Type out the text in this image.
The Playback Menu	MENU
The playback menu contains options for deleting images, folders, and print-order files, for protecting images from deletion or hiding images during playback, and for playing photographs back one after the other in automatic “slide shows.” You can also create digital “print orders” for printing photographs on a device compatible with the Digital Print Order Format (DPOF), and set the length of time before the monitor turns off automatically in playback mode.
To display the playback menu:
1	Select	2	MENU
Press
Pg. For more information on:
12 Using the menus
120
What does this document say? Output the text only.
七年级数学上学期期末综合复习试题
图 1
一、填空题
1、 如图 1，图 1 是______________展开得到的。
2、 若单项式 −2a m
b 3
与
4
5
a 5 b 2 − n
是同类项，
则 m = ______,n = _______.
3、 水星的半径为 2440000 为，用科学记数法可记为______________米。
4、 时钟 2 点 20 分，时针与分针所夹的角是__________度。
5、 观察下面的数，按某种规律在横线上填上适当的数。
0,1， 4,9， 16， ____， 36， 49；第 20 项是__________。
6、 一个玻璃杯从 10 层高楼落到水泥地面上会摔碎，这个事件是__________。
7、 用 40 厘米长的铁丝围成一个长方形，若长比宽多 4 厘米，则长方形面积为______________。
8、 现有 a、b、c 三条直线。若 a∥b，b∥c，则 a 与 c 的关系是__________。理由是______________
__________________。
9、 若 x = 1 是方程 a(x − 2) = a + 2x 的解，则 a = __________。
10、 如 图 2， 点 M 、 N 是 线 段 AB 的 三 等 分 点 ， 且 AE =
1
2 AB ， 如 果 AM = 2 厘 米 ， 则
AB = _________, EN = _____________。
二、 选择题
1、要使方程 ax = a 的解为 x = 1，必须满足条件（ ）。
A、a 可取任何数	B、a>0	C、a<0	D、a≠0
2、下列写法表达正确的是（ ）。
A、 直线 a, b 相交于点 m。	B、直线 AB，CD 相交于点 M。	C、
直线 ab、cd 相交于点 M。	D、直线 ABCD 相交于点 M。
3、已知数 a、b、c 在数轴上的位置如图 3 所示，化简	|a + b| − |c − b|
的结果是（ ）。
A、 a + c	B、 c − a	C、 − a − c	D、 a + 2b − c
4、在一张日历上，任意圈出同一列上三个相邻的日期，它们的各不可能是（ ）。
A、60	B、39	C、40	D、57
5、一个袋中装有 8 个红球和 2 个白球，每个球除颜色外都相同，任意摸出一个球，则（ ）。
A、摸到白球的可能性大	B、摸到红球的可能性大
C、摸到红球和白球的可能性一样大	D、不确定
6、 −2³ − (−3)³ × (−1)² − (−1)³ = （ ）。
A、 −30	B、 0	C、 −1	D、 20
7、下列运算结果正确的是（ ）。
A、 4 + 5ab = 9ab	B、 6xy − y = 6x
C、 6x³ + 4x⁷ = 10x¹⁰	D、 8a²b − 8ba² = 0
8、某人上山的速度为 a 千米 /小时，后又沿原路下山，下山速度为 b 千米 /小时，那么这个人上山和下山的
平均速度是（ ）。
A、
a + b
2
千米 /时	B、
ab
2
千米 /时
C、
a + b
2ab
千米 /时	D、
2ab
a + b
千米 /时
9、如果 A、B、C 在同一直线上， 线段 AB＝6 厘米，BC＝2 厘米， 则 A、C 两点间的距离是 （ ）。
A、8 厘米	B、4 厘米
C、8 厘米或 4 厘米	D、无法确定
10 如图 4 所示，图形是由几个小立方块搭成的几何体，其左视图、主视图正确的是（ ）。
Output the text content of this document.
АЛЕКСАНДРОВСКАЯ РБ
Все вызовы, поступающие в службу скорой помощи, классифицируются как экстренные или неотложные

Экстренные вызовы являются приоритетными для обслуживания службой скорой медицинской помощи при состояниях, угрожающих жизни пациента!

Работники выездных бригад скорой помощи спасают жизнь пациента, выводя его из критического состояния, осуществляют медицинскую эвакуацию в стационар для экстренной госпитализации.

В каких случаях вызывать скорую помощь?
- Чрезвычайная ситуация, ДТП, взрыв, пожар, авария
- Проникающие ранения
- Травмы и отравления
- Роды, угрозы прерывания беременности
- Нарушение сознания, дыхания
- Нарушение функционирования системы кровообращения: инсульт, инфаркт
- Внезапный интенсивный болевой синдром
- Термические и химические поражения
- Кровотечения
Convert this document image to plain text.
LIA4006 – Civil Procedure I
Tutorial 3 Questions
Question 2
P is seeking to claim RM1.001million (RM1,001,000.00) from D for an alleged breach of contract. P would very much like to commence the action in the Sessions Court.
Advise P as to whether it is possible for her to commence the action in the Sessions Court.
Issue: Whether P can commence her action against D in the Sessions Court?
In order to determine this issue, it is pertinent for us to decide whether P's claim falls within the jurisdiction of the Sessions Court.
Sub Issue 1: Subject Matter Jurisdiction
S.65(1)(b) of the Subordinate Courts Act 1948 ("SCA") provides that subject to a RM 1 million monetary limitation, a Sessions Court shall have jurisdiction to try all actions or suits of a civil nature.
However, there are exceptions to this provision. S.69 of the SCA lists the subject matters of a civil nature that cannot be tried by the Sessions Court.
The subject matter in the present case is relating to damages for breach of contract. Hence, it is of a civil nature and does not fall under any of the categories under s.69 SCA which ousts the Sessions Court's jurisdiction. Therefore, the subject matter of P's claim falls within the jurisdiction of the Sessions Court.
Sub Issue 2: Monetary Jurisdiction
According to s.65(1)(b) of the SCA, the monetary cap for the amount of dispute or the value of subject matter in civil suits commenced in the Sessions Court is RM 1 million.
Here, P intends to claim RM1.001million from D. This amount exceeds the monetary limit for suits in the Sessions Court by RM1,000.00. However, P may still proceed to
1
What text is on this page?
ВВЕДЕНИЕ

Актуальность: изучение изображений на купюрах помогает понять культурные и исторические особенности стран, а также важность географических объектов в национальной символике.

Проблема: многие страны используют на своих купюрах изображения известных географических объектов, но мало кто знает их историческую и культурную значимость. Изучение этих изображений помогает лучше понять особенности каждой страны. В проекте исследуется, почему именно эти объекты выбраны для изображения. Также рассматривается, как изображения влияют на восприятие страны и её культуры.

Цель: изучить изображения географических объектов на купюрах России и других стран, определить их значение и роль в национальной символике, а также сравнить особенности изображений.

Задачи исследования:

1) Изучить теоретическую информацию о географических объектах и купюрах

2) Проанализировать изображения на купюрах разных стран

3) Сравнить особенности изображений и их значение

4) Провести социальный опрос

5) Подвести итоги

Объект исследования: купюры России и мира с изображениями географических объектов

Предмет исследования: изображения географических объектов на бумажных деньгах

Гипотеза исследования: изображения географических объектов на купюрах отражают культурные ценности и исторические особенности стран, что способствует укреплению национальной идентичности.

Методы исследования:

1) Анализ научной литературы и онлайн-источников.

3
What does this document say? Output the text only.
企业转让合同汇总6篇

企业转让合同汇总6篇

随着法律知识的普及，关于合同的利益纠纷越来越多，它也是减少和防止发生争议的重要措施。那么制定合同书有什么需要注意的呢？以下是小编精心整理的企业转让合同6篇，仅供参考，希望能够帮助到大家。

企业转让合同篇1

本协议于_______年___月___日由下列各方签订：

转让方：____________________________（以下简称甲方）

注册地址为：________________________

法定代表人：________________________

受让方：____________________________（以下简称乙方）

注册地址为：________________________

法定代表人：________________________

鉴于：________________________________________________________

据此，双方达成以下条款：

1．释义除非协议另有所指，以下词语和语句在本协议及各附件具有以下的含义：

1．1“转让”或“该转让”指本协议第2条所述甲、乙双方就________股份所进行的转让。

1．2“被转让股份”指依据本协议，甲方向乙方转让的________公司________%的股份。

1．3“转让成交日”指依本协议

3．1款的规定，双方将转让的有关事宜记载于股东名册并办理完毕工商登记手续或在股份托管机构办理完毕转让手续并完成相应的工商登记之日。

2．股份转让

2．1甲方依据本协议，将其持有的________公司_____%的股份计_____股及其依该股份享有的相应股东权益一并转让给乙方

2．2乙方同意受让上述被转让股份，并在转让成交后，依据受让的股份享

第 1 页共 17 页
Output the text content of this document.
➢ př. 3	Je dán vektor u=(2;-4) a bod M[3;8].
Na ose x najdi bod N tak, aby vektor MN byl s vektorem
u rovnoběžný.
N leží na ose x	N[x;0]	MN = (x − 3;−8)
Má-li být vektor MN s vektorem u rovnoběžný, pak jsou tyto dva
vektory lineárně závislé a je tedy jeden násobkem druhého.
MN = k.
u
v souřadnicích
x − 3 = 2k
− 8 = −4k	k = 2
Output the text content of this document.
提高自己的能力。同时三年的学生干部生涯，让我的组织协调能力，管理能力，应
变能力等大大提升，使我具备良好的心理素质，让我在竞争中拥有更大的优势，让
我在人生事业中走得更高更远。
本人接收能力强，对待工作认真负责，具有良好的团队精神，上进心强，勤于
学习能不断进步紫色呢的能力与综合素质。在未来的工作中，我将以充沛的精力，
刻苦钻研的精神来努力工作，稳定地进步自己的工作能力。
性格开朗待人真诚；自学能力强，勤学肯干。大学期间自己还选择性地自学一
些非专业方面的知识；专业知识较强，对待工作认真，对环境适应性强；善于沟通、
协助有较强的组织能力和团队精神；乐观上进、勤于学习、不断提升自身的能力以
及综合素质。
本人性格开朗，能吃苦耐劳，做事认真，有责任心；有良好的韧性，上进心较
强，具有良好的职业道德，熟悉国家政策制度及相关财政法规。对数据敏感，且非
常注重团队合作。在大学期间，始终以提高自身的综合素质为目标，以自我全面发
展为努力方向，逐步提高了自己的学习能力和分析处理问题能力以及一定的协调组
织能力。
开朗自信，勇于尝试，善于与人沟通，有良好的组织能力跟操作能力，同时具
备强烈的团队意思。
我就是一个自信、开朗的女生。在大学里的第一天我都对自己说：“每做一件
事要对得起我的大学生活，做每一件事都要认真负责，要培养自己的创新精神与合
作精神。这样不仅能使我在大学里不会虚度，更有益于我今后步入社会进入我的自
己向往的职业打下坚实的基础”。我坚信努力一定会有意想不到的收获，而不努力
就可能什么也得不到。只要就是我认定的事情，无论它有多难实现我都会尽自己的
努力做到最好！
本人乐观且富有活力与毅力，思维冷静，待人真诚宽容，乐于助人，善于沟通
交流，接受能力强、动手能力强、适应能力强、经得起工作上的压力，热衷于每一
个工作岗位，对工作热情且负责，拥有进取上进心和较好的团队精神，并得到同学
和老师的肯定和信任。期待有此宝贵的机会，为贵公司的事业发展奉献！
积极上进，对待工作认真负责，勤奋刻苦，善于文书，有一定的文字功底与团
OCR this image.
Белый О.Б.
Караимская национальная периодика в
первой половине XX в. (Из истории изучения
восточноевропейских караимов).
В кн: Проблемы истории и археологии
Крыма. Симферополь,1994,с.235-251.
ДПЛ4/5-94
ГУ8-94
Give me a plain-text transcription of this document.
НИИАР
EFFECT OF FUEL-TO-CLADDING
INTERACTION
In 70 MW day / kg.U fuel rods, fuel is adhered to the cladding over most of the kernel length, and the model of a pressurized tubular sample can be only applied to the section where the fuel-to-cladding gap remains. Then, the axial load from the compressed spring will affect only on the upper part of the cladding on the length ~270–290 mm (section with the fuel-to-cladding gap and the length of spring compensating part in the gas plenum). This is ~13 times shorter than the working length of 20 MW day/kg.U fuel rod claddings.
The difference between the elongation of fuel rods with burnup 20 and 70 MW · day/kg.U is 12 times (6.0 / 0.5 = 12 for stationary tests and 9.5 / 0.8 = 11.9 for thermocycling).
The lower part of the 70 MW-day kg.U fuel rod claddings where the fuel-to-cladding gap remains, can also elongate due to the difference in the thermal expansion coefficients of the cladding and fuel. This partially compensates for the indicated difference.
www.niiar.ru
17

# WHAT TO DO
Check every line of the entries above for the word "within" and report how many lines contain it, giving the number only.

# WORKED SOLUTION
2